[Begin]

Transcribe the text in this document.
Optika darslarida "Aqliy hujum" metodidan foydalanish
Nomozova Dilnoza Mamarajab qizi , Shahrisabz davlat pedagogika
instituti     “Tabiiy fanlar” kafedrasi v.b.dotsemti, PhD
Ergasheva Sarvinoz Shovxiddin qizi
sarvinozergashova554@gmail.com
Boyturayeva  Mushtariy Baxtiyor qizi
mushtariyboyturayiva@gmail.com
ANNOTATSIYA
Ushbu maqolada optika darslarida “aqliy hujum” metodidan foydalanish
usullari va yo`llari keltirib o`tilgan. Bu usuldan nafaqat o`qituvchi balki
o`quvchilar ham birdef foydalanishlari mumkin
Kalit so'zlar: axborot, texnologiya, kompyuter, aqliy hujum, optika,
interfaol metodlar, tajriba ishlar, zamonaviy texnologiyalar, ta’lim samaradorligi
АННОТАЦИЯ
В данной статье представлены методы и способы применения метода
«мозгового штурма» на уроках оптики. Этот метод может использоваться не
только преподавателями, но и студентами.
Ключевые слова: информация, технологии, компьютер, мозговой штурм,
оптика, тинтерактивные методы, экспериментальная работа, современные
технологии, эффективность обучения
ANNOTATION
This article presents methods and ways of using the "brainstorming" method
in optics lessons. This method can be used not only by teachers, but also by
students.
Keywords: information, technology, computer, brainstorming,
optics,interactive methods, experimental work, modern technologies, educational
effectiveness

[End]

Short exercise: Count how many lines hold the string "gmail" and give that number alone.

Written response: 2